Quando se pensa em educação pública hoje, o que logo nos vem à mente é desorganização, desordem, falta de qualidade, etc. Por conta disso, alguns têm defendido que a escola deve adotar os princípios da gestão empresarial ? tendo como referência as fábricas -,  para que, então, ela alcance ?eficiência?. Porém, a questão não parece ser tão simples assim. Ela requer mais atenção.
Desta forma, interessa abordar o processo de administração da escola pública, focando as suas características e comparando-as com a administração empresarial, para que, assim, se perceba as suas diferenças e incompatibilidades, mesmo que se admita a existência de aspectos comuns a ambas, como a definição de horários, a utilização de fardamentos, a estruturação de turmas e turnos, etc.

========================================

> [AÇÕES NECESSÁRIAS]:
- A) Traduza para o inglês a frase "Porém, a questão não parece ser tão simples assim", extraída do trecho sobre a administração da escola pública.
- B) Dê continuidade ao texto sobre a administração da escola pública, começando logo após a última frase apresentada.
O material não é necessário para nenhuma das tarefas.

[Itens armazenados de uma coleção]
========================================

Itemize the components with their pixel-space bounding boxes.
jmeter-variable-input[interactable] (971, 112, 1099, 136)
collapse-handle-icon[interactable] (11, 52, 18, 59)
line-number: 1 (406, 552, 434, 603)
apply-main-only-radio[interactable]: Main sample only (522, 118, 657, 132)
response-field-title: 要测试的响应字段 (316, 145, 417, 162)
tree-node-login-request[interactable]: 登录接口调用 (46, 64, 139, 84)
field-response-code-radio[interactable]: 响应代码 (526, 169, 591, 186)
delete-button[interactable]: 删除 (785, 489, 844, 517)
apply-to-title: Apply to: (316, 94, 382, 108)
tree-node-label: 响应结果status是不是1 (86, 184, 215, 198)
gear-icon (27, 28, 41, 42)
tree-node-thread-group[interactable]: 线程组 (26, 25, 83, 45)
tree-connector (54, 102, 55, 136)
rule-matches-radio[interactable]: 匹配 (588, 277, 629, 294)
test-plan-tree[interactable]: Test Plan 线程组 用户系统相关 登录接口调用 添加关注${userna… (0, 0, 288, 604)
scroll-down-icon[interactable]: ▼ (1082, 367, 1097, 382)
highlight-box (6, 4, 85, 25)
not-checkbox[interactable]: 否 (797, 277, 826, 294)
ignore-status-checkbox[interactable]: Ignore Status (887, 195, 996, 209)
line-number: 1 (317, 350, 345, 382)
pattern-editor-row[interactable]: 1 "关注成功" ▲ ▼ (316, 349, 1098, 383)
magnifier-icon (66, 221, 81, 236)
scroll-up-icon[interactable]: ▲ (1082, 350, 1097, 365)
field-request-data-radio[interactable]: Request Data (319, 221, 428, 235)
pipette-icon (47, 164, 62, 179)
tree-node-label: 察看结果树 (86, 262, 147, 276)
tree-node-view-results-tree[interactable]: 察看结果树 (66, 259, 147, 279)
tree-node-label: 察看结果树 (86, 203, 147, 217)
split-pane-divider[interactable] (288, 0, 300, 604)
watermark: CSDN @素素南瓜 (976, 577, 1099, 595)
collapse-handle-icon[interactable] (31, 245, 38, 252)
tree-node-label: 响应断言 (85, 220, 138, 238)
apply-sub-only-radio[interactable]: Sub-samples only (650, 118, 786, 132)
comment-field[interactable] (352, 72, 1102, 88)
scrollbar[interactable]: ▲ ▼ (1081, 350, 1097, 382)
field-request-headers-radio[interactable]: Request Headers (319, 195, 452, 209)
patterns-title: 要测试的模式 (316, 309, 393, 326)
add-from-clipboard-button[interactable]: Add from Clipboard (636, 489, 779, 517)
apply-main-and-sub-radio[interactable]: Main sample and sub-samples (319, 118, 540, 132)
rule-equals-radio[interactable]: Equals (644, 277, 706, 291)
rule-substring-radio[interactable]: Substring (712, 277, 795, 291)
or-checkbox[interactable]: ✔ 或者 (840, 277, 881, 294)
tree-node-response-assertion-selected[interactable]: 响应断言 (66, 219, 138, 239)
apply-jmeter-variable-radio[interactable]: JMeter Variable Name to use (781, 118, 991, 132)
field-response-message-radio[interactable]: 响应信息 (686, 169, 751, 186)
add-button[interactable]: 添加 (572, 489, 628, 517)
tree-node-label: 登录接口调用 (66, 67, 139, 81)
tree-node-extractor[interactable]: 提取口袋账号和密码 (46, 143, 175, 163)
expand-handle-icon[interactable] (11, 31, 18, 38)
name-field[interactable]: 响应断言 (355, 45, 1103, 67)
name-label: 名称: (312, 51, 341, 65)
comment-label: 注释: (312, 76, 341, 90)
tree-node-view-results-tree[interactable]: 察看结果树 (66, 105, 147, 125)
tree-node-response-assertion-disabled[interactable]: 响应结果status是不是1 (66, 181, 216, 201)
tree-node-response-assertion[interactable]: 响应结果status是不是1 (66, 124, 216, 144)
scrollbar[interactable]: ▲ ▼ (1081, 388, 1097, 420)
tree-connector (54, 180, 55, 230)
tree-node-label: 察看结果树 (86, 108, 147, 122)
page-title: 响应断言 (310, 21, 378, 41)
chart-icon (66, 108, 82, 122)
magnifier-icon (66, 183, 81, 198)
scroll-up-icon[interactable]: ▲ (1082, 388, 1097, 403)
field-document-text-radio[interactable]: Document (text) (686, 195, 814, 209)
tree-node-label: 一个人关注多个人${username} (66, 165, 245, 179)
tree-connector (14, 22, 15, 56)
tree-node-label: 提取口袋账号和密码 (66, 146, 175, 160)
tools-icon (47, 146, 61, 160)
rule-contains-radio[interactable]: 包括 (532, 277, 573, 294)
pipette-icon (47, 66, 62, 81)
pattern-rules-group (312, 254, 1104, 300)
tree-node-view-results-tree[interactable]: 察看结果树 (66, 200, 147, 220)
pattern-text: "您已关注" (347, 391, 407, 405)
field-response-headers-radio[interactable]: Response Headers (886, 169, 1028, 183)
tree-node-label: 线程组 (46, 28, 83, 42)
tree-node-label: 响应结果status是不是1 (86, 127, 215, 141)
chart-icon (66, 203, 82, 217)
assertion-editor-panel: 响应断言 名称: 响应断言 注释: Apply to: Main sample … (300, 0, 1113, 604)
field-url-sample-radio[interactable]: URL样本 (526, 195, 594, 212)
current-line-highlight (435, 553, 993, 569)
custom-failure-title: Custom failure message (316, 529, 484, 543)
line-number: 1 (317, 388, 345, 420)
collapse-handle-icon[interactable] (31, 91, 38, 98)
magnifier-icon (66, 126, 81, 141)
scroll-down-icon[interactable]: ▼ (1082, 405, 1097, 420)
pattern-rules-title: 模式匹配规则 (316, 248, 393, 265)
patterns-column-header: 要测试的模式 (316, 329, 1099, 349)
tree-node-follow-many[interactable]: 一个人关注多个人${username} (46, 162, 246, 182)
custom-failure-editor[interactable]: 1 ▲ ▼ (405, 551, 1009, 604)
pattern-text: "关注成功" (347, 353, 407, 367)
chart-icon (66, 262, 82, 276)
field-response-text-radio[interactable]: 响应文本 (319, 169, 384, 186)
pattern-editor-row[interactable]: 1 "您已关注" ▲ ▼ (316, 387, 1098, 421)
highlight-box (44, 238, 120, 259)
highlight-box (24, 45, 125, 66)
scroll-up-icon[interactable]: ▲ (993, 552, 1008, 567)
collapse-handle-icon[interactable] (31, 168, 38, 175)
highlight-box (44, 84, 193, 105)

========================================

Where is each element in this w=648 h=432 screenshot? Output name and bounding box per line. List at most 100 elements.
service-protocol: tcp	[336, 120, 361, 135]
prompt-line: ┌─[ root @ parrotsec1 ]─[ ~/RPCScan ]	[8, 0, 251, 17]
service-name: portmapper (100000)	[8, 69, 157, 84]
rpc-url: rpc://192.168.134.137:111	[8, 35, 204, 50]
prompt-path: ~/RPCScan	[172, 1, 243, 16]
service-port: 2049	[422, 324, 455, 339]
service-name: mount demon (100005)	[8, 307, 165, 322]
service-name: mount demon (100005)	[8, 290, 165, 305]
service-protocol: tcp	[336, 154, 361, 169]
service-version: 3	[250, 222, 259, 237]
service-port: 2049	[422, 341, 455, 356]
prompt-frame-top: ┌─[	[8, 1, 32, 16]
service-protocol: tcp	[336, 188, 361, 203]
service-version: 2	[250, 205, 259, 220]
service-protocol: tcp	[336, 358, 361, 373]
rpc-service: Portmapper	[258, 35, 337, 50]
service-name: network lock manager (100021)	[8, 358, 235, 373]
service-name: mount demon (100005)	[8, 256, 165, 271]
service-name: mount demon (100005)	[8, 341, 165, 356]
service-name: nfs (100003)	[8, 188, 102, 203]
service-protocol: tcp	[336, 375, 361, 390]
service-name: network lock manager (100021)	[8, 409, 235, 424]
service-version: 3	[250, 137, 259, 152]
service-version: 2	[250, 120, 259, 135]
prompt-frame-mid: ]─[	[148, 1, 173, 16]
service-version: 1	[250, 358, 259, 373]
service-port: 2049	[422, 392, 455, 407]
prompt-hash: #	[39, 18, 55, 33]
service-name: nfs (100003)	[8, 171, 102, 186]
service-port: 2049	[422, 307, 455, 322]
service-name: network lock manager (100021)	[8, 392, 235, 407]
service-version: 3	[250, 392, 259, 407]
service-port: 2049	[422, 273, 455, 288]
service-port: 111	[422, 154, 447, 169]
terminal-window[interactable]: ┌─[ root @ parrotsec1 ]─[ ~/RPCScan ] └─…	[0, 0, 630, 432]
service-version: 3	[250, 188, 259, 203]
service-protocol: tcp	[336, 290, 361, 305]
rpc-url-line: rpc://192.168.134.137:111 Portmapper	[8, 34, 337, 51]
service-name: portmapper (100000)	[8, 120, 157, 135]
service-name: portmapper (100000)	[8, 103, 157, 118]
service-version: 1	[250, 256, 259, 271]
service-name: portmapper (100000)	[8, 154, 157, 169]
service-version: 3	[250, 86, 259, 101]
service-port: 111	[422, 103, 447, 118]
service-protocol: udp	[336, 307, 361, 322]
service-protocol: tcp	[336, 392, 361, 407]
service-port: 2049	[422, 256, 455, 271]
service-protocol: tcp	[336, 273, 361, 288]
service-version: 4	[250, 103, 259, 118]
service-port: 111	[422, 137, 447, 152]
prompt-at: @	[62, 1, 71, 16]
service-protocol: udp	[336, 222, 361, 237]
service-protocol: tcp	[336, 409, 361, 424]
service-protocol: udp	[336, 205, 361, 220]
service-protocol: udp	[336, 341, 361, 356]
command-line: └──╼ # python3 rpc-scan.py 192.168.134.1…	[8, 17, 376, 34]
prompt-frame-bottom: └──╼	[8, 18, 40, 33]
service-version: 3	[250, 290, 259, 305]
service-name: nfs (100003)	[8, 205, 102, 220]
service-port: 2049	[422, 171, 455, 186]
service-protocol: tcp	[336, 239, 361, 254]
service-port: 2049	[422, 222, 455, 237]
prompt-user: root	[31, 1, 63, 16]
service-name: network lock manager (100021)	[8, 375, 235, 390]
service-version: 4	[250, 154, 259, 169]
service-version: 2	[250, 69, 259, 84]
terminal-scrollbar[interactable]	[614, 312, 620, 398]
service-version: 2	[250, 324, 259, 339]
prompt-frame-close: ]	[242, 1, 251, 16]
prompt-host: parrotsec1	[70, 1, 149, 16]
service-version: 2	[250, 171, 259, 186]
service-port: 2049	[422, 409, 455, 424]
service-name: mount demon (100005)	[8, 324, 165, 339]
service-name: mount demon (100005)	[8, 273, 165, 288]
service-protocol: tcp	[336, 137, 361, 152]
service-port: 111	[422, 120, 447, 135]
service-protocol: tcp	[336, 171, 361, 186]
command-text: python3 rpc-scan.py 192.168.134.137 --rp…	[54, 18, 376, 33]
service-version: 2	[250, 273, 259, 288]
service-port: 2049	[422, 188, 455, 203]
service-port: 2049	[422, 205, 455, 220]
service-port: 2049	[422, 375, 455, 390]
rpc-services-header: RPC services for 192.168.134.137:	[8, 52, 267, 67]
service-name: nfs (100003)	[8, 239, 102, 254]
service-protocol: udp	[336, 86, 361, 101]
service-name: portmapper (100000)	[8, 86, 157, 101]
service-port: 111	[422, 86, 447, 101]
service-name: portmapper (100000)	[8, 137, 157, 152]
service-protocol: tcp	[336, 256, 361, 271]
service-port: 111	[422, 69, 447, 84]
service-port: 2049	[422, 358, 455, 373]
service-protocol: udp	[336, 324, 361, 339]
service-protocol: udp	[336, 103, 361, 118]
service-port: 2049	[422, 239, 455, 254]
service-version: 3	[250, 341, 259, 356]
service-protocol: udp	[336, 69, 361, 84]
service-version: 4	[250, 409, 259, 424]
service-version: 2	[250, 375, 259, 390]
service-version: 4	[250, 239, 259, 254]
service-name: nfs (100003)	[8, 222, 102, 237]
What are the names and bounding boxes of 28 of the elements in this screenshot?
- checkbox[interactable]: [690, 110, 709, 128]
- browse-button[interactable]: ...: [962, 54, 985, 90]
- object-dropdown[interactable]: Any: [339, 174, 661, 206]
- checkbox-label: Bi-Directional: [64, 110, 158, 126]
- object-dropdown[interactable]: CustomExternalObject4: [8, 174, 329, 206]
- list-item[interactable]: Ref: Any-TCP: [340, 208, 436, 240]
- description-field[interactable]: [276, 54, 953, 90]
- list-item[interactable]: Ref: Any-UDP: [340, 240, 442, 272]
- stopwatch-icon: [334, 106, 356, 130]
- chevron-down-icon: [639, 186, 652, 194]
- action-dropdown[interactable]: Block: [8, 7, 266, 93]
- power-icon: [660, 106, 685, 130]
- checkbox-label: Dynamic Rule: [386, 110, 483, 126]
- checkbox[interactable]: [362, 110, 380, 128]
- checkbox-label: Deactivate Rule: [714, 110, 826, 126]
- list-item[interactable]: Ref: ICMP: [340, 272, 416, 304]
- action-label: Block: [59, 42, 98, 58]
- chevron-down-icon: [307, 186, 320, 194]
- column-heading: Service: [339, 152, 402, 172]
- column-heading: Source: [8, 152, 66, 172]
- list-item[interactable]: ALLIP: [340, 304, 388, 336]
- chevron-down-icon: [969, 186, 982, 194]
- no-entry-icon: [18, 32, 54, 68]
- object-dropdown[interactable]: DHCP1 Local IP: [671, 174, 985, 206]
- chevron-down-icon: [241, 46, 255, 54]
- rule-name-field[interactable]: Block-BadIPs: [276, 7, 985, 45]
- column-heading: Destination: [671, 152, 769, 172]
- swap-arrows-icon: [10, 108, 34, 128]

========================================

> [RESPOSTAS EM ORDEM]:
- A) However, the issue does not seem to be that simple.

- B)
Antes de mais nada, há que se assinalar que muitas das análises defendendo a adoção da gestão empresarial na escola, conforme os mecanismos administrativos  do mundo industrial, são feitas por pessoas que não estão inseridas no contexto educacional. Por assim ser, por vezes, são produzidas abordagens sem consistência analítica, desconhecendo-se a realidade escolar. De outra parte, é inegável que as escolas públicas enfrentam uma série de problemas, como a falta de condições para a realização do trabalho pedagógico, a escassez de recursos, os entraves burocráticos, etc. São situações que têm gerado um quadro de dificuldades para professores e alunos.
Mas, isto não é uma decorrência da gestão pública da educação, e sim um resultado das políticas neoliberais, conforme os propósitos irracionais do mercado capitalista. É assim, por exemplo, que se tem perdido de vista a formação dos sujeitos em sua complexidade/integralidade, preocupando-se apenas em instruir corpos e mentes para servir aos interesses neoliberais no mercado de trabalho.
Deste modo, tem-se algo, no mínimo, irônico, que pode ser traduzido da seguinte maneira: o ?quadro administrativo caótico? invocado pelos defensores da gestão empresarial como justificativa para a adotar nas escolas, é, na verdade, uma consequência da matriz político-ideológica na qual se origina essa proposta de gestão.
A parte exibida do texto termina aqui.